▸ Direction
Report how many lines contain the word "cosa"; answer with the number only.

[Start Provided records]

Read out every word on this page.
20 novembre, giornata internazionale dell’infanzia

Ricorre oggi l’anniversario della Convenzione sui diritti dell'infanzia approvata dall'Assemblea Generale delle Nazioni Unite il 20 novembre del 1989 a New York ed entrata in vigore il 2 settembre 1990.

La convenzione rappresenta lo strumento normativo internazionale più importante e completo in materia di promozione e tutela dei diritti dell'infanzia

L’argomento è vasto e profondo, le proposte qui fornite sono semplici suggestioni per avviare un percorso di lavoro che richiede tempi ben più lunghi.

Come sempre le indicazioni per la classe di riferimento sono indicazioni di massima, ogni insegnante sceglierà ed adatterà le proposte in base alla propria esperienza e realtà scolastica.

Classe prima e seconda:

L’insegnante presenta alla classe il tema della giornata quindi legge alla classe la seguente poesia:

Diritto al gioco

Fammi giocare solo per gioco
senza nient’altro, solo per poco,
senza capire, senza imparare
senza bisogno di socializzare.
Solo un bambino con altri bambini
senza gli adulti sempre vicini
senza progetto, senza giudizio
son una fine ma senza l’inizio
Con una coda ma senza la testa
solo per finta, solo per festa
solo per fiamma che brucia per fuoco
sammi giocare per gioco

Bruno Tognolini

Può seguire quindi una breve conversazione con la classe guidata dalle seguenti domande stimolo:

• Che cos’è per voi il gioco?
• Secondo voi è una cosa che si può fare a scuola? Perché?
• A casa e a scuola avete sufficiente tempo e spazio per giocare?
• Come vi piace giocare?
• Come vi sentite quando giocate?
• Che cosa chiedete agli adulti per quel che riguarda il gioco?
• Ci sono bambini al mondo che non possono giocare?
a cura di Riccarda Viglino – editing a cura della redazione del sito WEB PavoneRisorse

[End Provided records]

▸ Output of the exercise
2